> **What is expected**
Extract each line from the records below that contains the string "redo".

> **Dataset entries**
--
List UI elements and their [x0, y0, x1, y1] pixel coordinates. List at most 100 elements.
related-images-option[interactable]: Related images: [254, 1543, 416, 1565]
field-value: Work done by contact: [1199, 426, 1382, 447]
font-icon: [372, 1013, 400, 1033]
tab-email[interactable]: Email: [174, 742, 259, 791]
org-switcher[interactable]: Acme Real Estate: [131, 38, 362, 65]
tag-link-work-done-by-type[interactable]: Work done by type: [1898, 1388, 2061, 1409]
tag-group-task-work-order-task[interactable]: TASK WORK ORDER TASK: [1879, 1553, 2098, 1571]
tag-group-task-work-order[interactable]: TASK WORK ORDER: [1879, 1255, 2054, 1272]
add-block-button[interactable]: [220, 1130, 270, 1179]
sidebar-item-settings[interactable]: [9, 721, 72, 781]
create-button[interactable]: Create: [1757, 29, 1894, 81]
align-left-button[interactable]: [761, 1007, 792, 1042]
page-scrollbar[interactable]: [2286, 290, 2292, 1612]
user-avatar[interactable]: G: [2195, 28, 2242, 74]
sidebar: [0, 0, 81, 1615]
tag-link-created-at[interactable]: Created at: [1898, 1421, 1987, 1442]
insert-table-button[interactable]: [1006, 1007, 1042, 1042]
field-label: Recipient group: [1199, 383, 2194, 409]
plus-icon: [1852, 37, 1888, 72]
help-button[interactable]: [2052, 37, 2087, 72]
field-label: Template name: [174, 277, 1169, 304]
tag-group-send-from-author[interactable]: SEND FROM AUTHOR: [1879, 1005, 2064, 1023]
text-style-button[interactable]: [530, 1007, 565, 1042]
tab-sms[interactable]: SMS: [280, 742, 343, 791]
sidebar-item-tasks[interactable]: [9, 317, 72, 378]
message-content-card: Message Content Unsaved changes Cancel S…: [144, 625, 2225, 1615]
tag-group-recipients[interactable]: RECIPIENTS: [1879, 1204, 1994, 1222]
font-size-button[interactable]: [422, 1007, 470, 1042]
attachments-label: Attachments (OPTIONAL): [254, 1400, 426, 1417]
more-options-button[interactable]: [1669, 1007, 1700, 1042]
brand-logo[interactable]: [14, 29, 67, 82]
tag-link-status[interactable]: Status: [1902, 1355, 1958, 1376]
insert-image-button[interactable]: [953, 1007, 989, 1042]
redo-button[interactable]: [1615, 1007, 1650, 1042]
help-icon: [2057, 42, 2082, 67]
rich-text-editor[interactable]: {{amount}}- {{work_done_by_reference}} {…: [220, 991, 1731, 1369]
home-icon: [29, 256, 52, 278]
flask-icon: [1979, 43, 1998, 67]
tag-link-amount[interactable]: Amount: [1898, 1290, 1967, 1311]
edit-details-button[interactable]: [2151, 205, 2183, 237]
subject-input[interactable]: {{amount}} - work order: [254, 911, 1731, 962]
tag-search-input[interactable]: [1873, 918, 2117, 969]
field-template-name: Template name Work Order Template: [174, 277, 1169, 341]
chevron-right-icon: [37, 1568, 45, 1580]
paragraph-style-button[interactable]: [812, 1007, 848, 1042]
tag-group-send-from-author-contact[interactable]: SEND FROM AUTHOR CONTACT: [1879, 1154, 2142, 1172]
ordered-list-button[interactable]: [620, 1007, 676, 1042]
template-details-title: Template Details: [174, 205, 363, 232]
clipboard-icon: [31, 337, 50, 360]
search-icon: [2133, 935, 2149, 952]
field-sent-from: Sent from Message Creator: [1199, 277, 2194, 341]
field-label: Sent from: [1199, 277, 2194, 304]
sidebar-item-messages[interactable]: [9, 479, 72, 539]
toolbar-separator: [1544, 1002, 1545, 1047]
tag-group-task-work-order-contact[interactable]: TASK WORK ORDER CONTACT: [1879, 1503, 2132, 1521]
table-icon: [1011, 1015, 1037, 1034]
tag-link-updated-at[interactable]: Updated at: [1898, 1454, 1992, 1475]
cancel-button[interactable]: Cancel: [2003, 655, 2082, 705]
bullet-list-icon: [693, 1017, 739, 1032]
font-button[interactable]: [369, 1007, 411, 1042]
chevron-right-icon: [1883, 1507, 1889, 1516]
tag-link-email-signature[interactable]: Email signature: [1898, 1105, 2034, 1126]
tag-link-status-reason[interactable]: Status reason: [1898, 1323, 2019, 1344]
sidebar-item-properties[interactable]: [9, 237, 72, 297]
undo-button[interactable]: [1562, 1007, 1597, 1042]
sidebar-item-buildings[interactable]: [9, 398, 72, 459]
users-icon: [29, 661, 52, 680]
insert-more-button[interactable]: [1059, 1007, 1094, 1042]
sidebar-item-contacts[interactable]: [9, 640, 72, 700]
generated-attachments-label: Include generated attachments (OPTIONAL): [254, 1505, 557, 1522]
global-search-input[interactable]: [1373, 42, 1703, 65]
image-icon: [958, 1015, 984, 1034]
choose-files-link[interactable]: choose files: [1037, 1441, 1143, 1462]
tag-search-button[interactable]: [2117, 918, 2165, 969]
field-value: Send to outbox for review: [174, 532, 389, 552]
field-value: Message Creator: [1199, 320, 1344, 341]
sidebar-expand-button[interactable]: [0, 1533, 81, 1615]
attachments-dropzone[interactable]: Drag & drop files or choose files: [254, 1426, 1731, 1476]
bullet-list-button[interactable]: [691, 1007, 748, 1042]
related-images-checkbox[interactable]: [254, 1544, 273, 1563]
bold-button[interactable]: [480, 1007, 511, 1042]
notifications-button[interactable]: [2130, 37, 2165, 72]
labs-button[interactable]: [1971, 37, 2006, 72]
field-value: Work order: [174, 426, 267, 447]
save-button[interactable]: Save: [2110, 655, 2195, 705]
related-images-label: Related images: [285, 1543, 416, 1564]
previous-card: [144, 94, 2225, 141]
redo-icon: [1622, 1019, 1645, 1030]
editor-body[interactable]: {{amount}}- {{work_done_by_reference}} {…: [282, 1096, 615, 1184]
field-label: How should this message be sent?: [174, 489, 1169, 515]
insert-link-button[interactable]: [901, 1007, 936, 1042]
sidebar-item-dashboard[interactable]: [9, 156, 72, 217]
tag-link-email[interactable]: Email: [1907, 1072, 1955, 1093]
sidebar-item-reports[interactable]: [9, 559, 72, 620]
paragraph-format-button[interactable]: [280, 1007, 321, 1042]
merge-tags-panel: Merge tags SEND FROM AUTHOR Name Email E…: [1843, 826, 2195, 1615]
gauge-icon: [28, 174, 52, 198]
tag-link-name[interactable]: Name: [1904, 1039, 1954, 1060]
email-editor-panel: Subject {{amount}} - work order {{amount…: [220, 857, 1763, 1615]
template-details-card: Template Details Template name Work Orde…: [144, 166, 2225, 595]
--
> **Solution**
redo-button[interactable]: [1615, 1007, 1650, 1042]
redo-icon: [1622, 1019, 1645, 1030]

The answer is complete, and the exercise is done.